* **EXERCISE DETAILS**: Copy every line that contains the string "Resistance" from the entries below.

* **THE INPUT**:

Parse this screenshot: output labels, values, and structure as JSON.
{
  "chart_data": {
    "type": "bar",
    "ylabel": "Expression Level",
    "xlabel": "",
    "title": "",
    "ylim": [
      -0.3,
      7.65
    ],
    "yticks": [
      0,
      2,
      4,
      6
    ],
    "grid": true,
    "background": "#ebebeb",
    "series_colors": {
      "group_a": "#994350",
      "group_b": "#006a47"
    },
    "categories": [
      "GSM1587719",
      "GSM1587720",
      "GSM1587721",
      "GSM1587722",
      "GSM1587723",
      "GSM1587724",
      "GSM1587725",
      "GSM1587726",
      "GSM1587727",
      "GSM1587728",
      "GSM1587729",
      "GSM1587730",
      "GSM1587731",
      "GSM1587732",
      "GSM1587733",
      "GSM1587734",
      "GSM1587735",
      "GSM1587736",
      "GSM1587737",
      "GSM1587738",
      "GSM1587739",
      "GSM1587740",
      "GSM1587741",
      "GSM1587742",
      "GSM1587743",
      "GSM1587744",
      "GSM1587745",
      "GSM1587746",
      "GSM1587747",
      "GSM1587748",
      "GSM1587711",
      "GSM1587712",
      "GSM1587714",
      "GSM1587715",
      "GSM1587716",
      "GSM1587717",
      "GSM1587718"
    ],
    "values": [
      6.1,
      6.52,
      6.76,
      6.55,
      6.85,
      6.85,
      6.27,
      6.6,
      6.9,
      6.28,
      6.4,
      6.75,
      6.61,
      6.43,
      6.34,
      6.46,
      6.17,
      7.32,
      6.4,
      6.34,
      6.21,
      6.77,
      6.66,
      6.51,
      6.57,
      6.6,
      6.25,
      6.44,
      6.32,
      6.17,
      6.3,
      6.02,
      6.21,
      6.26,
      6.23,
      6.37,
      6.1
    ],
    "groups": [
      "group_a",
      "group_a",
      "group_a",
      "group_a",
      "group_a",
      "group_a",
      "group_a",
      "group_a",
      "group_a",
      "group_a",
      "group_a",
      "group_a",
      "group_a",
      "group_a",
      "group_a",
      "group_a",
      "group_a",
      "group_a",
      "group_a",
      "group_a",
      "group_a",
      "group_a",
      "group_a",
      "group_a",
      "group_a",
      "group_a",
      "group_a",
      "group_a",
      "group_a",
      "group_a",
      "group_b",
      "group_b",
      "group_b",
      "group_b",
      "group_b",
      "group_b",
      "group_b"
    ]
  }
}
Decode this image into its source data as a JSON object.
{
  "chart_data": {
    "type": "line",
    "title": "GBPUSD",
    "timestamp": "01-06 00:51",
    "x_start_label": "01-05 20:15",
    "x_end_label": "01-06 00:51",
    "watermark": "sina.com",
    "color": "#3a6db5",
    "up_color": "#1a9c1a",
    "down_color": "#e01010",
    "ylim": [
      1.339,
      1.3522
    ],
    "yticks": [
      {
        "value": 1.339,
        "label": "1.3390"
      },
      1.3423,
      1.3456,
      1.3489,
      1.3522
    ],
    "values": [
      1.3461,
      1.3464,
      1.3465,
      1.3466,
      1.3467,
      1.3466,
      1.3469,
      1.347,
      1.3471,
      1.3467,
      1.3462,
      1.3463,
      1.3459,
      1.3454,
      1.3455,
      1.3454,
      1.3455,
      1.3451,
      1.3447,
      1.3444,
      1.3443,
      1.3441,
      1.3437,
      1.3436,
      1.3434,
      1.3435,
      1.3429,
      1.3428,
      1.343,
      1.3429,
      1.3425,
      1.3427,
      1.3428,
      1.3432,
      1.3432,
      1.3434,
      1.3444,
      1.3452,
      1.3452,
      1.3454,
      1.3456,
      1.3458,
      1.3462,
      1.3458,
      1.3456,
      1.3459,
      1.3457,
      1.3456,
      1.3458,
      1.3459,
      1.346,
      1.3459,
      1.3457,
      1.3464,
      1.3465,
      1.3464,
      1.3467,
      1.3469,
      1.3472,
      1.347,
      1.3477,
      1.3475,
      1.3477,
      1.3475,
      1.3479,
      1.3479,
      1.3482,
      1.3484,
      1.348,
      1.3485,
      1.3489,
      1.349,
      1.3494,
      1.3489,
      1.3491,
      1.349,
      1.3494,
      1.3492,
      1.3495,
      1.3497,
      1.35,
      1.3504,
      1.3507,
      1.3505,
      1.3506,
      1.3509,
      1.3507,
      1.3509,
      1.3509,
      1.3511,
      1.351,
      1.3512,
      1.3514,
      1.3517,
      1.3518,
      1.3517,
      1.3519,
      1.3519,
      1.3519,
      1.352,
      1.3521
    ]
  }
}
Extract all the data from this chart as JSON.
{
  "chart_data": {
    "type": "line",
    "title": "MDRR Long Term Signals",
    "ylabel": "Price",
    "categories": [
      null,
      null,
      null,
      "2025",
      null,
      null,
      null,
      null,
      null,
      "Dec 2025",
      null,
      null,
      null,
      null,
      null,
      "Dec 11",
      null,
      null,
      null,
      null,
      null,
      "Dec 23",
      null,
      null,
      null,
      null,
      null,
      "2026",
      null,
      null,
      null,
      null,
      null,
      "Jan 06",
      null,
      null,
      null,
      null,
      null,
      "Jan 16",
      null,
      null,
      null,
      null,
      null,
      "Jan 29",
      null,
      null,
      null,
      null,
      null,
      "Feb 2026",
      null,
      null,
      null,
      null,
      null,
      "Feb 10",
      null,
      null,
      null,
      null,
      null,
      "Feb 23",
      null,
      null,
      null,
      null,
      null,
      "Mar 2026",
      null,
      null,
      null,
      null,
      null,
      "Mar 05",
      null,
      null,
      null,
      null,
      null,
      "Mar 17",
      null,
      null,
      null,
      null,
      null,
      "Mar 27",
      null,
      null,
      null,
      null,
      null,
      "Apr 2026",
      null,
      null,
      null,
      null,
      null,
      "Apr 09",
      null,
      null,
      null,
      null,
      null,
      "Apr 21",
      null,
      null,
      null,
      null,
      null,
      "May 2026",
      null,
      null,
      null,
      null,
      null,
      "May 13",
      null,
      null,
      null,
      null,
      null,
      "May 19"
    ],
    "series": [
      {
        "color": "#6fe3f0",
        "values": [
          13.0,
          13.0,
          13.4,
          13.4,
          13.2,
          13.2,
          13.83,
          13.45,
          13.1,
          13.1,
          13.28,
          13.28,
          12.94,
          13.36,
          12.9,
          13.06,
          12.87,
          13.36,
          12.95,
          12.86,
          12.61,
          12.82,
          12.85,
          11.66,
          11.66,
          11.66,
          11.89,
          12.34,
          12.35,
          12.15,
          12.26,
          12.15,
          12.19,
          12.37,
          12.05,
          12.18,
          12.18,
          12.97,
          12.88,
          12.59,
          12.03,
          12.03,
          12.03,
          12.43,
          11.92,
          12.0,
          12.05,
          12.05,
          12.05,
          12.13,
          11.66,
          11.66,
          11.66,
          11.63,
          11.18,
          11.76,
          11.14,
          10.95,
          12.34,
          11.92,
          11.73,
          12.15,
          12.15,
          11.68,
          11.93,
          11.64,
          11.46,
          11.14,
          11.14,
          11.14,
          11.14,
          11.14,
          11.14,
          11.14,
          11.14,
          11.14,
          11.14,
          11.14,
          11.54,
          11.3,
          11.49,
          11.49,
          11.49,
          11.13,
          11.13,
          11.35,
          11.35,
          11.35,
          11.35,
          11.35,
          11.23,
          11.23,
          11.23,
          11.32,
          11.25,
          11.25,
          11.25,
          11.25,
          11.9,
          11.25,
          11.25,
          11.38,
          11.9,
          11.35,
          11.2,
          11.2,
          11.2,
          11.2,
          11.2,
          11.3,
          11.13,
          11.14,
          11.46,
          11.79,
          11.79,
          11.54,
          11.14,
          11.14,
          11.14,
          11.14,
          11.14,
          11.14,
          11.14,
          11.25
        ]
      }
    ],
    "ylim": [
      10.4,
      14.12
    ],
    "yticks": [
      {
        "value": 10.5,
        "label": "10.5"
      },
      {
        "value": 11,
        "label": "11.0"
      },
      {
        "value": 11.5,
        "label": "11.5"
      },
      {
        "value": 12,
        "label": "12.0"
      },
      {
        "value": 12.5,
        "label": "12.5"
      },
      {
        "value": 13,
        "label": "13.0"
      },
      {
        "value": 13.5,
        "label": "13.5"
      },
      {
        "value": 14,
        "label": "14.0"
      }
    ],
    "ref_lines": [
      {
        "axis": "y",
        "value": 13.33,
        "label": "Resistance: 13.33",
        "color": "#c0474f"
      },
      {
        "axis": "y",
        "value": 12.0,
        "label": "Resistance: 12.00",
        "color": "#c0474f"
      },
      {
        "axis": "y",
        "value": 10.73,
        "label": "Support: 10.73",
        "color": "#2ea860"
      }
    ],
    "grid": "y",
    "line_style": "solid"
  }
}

* **FULL SOLUTION**:
        "label": "Resistance: 13.33",
        "label": "Resistance: 12.00",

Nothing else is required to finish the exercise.